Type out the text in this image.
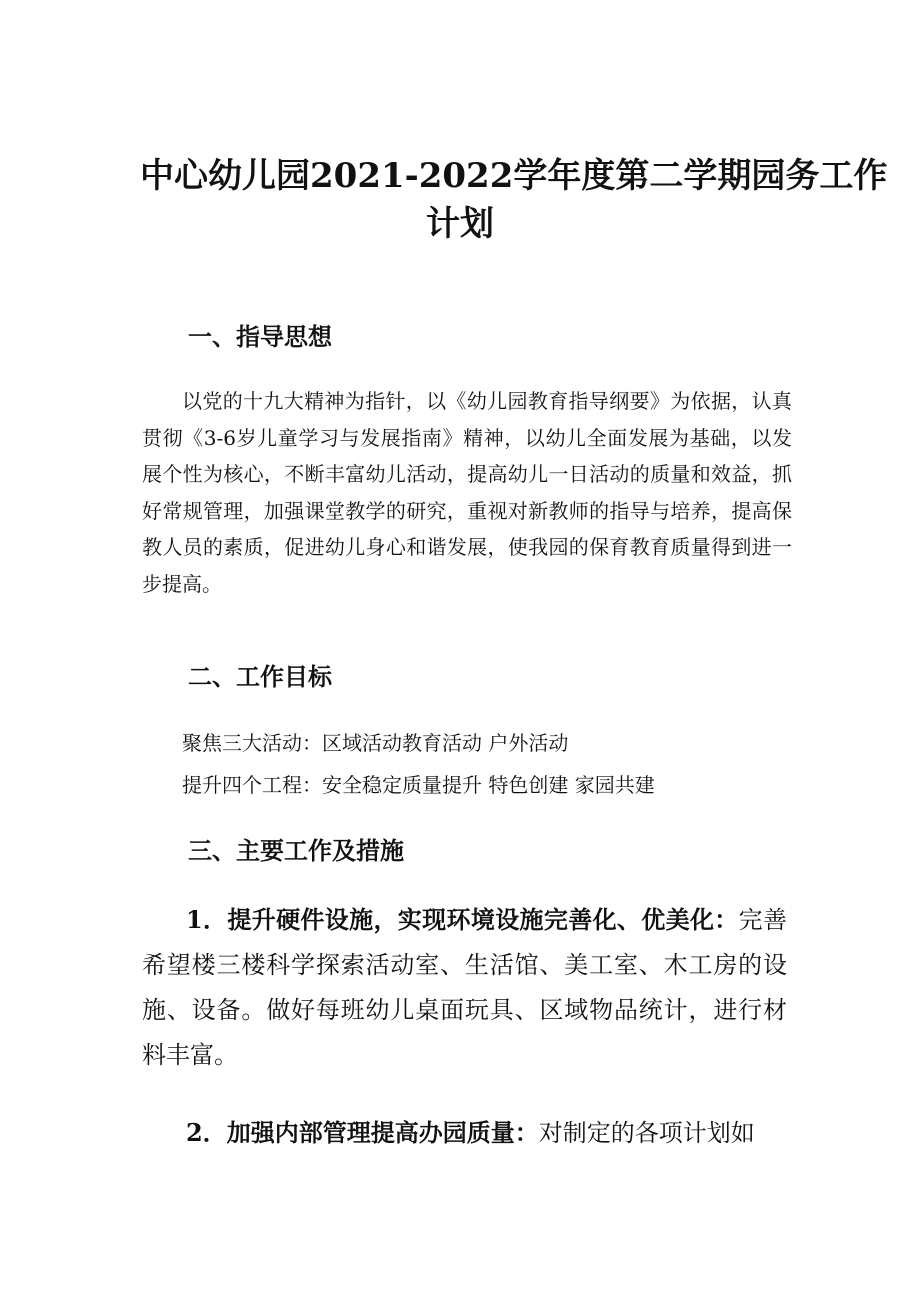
中心幼儿园2021-2022学年度第二学期园务工作
计划
一、指导思想
以党的十九大精神为指针，以《幼儿园教育指导纲要》为依据，认真贯彻《3-6岁儿童学习与发展指南》精神，以幼儿全面发展为基础，以发展个性为核心，不断丰富幼儿活动，提高幼儿一日活动的质量和效益，抓好常规管理，加强课堂教学的研究，重视对新教师的指导与培养，提高保教人员的素质，促进幼儿身心和谐发展，使我园的保育教育质量得到进一步提高。
二、工作目标
聚焦三大活动：区域活动教育活动 户外活动
提升四个工程：安全稳定质量提升 特色创建 家园共建
三、主要工作及措施
1．提升硬件设施，实现环境设施完善化、优美化：完善希望楼三楼科学探索活动室、生活馆、美工室、木工房的设施、设备。做好每班幼儿桌面玩具、区域物品统计，进行材料丰富。
2．加强内部管理提高办园质量：对制定的各项计划如
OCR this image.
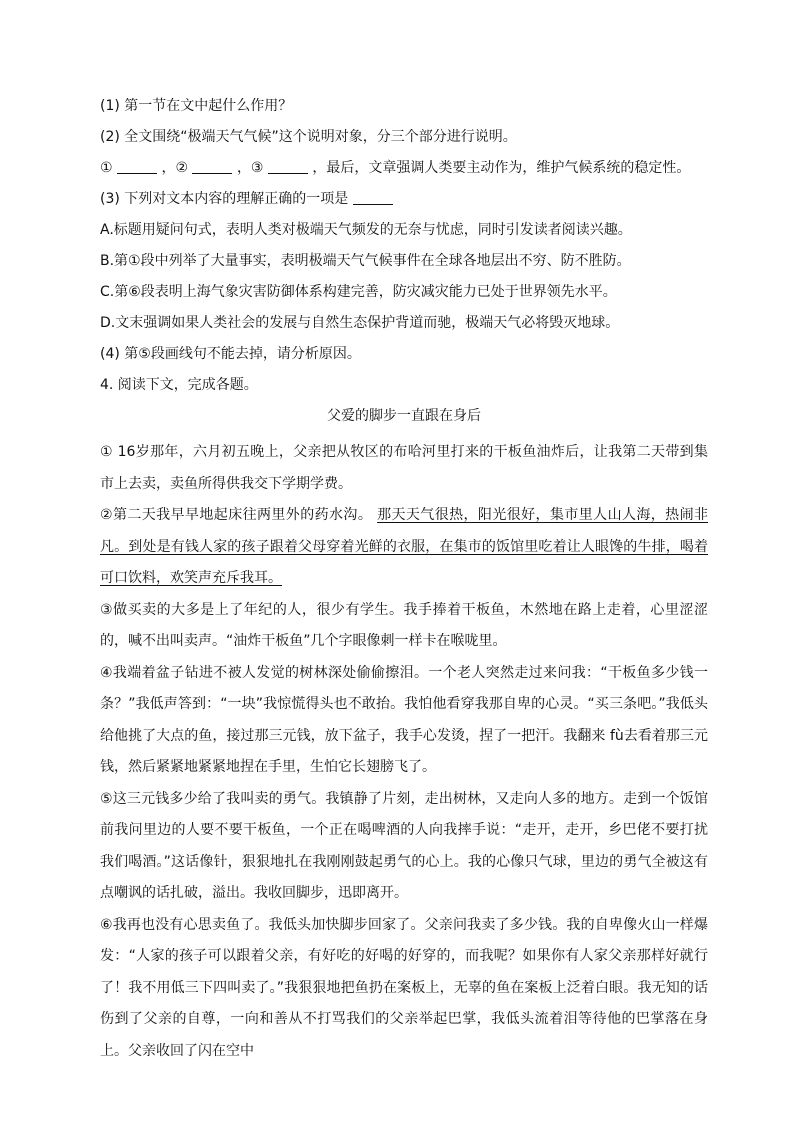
(1) 第一节在文中起什么作用？

(2) 全文围绕“极端天气气候”这个说明对象，分三个部分进行说明。

①	，②	，③	，最后，文章强调人类要主动作为，维护气候系统的稳定性。

(3) 下列对文本内容的理解正确的一项是

A.标题用疑问句式，表明人类对极端天气频发的无奈与忧虑，同时引发读者阅读兴趣。

B.第①段中列举了大量事实，表明极端天气气候事件在全球各地层出不穷、防不胜防。

C.第⑥段表明上海气象灾害防御体系构建完善，防灾减灾能力已处于世界领先水平。

D.文末强调如果人类社会的发展与自然生态保护背道而驰，极端天气必将毁灭地球。

(4) 第⑤段画线句不能去掉，请分析原因。

4. 阅读下文，完成各题。

父爱的脚步一直跟在身后

① 16岁那年，六月初五晚上，父亲把从牧区的布哈河里打来的干板鱼油炸后，让我第二天带到集市上去卖，卖鱼所得供我交下学期学费。

②第二天我早早地起床往两里外的药水沟。 那天天气很热，阳光很好，集市里人山人海，热闹非凡。到处是有钱人家的孩子跟着父母穿着光鲜的衣服，在集市的饭馆里吃着让人眼馋的牛排，喝着可口饮料，欢笑声充斥我耳。

③做买卖的大多是上了年纪的人，很少有学生。我手捧着干板鱼，木然地在路上走着，心里涩涩的，喊不出叫卖声。“油炸干板鱼”几个字眼像刺一样卡在喉咙里。

④我端着盆子钻进不被人发觉的树林深处偷偷擦泪。一个老人突然走过来问我：“干板鱼多少钱一条？”我低声答到：“一块”我惊慌得头也不敢抬。我怕他看穿我那自卑的心灵。“买三条吧。”我低头给他挑了大点的鱼，接过那三元钱，放下盆子，我手心发烫，捏了一把汗。我翻来 fù去看着那三元钱，然后紧紧地紧紧地捏在手里，生怕它长翅膀飞了。

⑤这三元钱多少给了我叫卖的勇气。我镇静了片刻，走出树林，又走向人多的地方。走到一个饭馆前我问里边的人要不要干板鱼，一个正在喝啤酒的人向我摔手说：“走开，走开，乡巴佬不要打扰我们喝酒。”这话像针，狠狠地扎在我刚刚鼓起勇气的心上。我的心像只气球，里边的勇气全被这有点嘲讽的话扎破，溢出。我收回脚步，迅即离开。

⑥我再也没有心思卖鱼了。我低头加快脚步回家了。父亲问我卖了多少钱。我的自卑像火山一样爆发：“人家的孩子可以跟着父亲，有好吃的好喝的好穿的，而我呢？如果你有人家父亲那样好就行了！我不用低三下四叫卖了。”我狠狠地把鱼扔在案板上，无辜的鱼在案板上泛着白眼。我无知的话伤到了父亲的自尊，一向和善从不打骂我们的父亲举起巴掌，我低头流着泪等待他的巴掌落在身上。父亲收回了闪在空中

To be done
Identify each line holding the string "this", and copy it out.

Output
Type out the text in this image.
OCR this image.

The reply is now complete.